» Directions for this task:
From the entries below, report how many lines contain the string "xlabel". Give only that number.

——————

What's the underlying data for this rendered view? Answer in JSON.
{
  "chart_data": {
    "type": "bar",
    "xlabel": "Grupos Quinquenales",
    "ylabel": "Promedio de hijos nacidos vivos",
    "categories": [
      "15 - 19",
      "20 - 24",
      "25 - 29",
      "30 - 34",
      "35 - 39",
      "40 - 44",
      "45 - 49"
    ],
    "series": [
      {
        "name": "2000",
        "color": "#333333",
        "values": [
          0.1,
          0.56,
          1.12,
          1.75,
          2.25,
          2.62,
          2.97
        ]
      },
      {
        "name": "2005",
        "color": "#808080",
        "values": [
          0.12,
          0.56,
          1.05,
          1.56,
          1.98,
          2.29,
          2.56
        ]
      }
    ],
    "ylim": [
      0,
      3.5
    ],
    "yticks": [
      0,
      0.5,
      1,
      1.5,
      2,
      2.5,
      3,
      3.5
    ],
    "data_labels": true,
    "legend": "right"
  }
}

——————

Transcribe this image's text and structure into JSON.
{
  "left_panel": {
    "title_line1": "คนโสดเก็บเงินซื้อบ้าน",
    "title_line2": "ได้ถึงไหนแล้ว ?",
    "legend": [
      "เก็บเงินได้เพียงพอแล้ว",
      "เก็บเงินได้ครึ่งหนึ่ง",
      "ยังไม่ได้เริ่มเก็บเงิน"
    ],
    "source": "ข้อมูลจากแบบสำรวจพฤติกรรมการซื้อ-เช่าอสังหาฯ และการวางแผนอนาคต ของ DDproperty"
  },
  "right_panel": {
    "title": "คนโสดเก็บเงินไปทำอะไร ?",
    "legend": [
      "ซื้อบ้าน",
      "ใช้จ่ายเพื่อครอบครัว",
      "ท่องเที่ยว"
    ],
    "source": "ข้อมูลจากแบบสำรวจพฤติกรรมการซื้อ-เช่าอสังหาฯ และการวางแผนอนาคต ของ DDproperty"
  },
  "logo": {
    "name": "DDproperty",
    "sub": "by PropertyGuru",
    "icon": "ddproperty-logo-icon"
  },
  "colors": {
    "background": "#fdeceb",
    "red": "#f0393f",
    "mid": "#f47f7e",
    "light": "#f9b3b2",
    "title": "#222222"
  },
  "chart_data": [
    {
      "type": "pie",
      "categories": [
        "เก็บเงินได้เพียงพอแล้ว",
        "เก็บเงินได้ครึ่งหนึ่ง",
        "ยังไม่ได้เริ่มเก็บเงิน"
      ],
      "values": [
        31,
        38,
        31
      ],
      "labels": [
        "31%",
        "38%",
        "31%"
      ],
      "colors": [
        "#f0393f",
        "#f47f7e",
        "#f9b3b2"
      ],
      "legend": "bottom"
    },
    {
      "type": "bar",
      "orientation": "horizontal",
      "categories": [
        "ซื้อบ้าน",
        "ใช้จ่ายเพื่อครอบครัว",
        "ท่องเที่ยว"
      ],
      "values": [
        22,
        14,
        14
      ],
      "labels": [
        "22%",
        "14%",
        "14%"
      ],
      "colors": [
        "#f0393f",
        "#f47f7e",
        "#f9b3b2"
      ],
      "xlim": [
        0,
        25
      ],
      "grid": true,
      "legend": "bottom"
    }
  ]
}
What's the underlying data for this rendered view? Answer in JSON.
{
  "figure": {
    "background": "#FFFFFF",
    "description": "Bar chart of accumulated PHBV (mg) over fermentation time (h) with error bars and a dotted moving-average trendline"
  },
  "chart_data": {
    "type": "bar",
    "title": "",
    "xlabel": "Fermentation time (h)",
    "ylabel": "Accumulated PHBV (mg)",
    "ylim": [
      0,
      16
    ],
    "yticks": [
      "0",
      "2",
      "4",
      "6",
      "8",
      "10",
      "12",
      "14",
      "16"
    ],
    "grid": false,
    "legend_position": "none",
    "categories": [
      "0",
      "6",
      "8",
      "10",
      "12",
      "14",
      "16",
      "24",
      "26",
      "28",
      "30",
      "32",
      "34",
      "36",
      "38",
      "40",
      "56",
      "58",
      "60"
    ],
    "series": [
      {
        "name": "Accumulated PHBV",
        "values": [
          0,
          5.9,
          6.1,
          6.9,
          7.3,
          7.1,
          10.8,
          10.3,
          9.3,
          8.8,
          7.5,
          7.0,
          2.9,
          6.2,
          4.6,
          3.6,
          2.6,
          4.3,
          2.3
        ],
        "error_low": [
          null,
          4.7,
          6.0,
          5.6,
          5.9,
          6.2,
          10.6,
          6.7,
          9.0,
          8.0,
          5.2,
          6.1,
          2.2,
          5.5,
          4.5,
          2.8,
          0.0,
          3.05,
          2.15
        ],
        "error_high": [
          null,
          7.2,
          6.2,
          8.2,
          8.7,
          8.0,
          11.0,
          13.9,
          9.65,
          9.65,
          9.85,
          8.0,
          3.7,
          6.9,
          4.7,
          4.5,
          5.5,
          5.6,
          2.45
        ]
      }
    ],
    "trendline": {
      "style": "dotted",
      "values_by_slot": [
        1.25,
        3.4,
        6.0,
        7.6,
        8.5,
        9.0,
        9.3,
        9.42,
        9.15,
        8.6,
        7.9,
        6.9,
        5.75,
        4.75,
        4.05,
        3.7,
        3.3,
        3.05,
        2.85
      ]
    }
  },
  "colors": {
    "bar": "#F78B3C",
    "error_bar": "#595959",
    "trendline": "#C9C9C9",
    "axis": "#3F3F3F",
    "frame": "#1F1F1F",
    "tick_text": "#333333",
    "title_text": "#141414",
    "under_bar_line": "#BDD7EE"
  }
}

——————

» Response to the exercise:
2